Source document >>

============================================================

BookmarkSubscribeRSS Feed

SAS Viya/CAS accessing Azure Blob Storage data files via HDInsight.

Started ‎12-16-2020 by
Modified ‎12-16-2020 by
Views 6,950

The SAS Viya/CAS and Viya SPRE support data file access from Azure Blob Storage (ADLS2). The support is for limited data file types. The SPRE supports ORC and CSV data files read/write using ORC LIBNAME engine. The SAS Viya 3.5/CAS supports ORC and CSV data files read/write using ADLS CASLIB. The SAS Viya 4.0 supports additional parquet data files read/write using ADLS CASLIB. The BASE SAS 9.4 does not have a LIBNAME engine to read/write data files from ADLS2 Blob storage.

 

With the limited option, how do you load CAS or read into SAS 9.4 if you have avro, json, parquet, xml etc. data files at Azure Blob storage?

 

Azure HDInsight can help in this situation! Azure HDInsight can read all these data files from the Blob storage as Hive tables. The SAS application can access these HDI hive table using SAS/ACCESS Interface to Hadoop or SAS Data connector to Hadoop.

 

The following steps integrate Blob Storage with the HDI cluster and enable users to read and write Azure Blob Storage data files from BASE SAS9.4 and Viya CAS.

============================================================

Recorded data >>
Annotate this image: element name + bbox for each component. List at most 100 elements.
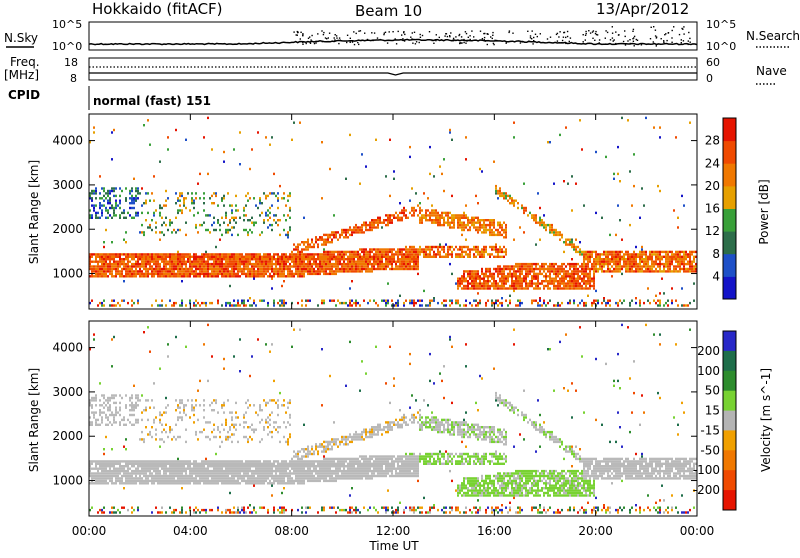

============================================================

Exercise set >>
(a) According to the text on SAS access to Azure Blob Storage, which additional data file type can SAS Viya 4.0 read and write using ADLS CASLIB?
(b) Carry on the text about SAS access to Azure Blob Storage through HDInsight, starting right after its final sentence.
The lines that come after the text can be set aside.

Answers by task >>
(a) Parquet data files.

(b)
Create Azure HDInsight cluster with access to Blob Storage

Create the Azure HDInsight Cluster with a Managed Azure Identity having access to Blob Storage. It enables the HDI cluster for seamless access to Azure Blob Storage. The following screen describes the Azure Managed Identity with access to Blob Storage.

 

uk_SAS_CAS_Aaccess_to_BlobStorage_Via_HDI_1.png

 

 

The following screen describes the usage of ADLS2 Blob Storage and Managed Identity while creating the HDInsight cluster.

 

uk_SAS_CAS_Aaccess_to_BlobStorage_Via_HDI_2.png

 

Create HDI Hive database and table with data files at ADLS2

To enable the HDI Hive services to read and write data to ADLS2 storage, it requires schema created with data files located at ADLS2. With access to the HDInsight Hadoop cluster, you can collect the Hadoop Jar and config files in the SAS environment. The HDInsight Hadoop cluster allows ssh to login to the master node server. A valid user can log in to the HDI master node and execute the SAS-Hadoop-Tracer script to collect required Hadoop Jars and config files.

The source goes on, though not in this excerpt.